◆ **Records shown**
>>>>>

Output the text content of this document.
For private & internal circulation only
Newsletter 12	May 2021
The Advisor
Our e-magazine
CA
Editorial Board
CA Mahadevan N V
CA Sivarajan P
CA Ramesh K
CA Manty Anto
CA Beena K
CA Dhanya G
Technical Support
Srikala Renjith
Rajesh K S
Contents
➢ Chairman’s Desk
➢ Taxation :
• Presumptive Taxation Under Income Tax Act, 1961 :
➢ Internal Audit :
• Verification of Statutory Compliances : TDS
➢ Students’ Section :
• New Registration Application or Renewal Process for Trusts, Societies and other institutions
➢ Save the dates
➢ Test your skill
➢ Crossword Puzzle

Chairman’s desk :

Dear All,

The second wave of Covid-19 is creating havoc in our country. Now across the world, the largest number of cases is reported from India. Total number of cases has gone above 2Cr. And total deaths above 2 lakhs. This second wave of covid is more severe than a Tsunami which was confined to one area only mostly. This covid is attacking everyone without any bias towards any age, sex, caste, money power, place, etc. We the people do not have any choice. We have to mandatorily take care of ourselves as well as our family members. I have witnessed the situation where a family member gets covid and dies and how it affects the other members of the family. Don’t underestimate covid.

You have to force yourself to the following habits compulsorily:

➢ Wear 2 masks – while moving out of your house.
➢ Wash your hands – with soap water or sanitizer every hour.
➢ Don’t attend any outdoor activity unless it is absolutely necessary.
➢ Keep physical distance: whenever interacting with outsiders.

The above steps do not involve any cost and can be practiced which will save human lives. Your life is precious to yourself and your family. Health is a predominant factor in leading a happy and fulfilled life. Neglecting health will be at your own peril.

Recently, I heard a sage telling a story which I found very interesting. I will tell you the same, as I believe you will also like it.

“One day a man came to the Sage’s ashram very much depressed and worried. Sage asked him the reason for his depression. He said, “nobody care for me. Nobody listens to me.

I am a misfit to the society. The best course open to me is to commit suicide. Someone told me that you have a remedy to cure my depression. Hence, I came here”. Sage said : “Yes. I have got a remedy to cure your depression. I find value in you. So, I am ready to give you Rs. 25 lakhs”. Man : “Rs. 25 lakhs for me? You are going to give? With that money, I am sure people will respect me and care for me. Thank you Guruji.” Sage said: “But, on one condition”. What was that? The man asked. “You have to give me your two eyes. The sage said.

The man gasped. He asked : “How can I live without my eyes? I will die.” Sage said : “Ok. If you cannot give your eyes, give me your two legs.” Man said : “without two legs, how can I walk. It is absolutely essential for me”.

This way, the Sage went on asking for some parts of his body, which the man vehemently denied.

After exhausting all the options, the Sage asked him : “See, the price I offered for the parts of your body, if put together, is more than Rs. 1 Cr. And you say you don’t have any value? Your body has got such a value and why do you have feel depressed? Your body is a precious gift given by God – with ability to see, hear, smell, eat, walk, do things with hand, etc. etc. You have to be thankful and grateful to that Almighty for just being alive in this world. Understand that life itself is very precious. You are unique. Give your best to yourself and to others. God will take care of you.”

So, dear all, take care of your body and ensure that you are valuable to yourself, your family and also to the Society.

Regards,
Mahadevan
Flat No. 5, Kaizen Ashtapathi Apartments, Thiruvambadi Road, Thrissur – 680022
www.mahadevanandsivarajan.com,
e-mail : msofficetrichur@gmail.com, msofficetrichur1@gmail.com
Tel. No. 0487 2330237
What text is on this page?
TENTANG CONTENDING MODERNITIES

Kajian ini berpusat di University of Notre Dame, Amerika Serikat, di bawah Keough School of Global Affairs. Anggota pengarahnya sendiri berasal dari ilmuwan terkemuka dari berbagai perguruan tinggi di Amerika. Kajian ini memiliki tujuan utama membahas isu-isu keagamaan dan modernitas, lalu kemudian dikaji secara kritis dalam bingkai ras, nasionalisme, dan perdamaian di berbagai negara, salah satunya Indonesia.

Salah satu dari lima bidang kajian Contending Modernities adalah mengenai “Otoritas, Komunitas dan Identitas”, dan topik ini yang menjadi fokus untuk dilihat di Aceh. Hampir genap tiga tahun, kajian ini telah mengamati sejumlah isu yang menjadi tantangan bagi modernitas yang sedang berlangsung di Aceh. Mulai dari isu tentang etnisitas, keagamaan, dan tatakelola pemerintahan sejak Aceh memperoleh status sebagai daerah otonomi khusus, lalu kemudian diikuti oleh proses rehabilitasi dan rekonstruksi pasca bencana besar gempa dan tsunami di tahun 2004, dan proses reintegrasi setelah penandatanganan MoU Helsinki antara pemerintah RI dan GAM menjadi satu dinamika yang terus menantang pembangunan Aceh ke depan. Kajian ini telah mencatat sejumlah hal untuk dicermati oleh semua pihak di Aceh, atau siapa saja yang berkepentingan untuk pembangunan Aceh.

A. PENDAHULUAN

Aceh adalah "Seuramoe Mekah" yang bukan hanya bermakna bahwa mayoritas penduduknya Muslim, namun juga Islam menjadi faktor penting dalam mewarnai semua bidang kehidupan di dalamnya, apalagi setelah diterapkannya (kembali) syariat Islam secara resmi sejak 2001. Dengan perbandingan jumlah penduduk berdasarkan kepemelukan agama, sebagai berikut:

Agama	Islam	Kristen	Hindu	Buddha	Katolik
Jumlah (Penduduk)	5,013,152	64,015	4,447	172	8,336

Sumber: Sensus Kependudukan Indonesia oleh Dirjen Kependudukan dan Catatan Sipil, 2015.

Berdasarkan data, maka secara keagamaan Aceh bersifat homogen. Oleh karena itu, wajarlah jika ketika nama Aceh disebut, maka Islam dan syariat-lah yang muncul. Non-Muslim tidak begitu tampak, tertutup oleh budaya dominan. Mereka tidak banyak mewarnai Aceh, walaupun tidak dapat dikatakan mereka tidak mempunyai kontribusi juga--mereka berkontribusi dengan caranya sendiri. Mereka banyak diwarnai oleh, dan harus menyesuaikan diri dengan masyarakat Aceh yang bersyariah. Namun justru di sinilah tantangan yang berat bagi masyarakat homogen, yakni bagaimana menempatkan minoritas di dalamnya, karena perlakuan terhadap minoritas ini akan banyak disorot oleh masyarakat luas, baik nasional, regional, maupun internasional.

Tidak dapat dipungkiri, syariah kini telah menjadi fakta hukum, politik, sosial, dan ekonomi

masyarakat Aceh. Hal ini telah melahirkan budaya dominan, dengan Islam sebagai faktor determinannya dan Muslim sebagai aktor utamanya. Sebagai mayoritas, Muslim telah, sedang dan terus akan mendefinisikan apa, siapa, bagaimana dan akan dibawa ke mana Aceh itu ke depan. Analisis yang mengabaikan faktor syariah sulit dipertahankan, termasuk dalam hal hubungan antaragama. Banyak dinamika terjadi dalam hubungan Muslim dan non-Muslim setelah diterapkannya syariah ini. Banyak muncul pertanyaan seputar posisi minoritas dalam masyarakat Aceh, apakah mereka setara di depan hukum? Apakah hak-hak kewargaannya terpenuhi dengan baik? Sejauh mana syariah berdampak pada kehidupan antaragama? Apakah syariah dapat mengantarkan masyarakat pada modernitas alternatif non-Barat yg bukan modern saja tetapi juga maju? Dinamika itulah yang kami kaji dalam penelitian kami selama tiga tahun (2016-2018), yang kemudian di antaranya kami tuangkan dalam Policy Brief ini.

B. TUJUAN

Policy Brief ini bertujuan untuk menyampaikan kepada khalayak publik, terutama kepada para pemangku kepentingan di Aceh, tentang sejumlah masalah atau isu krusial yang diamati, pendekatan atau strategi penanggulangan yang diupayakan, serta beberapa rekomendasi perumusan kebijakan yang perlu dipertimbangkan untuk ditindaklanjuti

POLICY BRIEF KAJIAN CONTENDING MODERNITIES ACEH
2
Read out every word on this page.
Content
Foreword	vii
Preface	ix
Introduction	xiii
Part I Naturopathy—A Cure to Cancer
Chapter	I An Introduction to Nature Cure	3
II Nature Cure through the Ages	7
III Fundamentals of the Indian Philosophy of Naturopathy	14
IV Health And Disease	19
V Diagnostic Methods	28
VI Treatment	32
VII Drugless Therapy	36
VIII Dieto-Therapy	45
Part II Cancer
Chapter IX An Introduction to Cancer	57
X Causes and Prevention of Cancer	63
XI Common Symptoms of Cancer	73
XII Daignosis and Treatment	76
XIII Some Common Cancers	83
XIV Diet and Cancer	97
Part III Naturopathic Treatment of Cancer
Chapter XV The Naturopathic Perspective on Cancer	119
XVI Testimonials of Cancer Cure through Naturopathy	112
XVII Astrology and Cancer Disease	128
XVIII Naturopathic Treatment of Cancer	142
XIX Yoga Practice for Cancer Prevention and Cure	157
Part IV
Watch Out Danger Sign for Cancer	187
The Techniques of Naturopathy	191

<<<<<

◆ **Given task**
Filter the records for lines holding the string "through". Copy each one.

◆ **Solved exercise**
II Nature Cure through the Ages	7
XVI Testimonials of Cancer Cure through Naturopathy	112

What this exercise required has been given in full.